### AIM:
Write out all the entries word for word, but skip any images.

========

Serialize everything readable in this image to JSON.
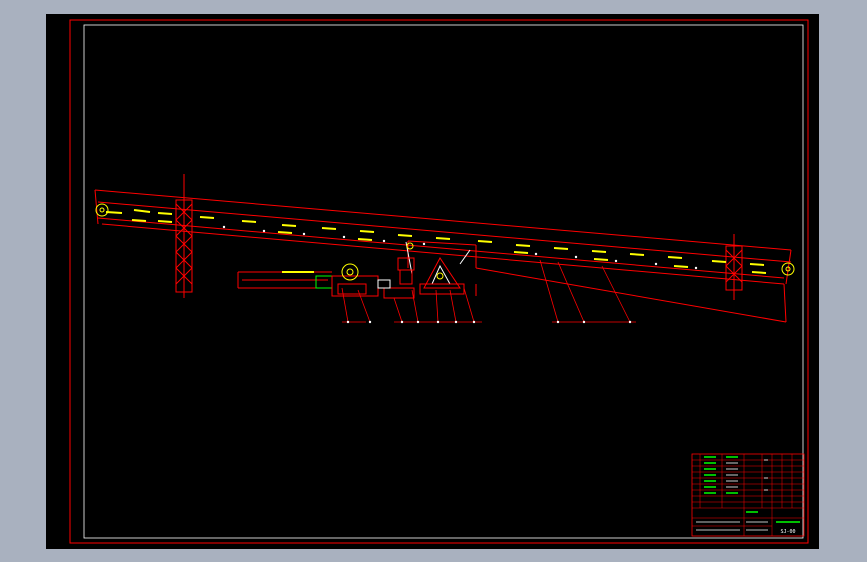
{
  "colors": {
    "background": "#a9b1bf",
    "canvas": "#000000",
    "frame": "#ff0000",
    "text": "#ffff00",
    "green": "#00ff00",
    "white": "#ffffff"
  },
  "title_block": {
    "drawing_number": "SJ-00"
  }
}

========

### EXPECTED ANSWER:
Serialize everything readable in this image to JSON.
{
  "colors": {
    "background": "#a9b1bf",
    "canvas": "#000000",
    "frame": "#ff0000",
    "text": "#ffff00",
    "green": "#00ff00",
    "white": "#ffffff"
  },
  "title_block": {
    "drawing_number": "SJ-00"
  }
}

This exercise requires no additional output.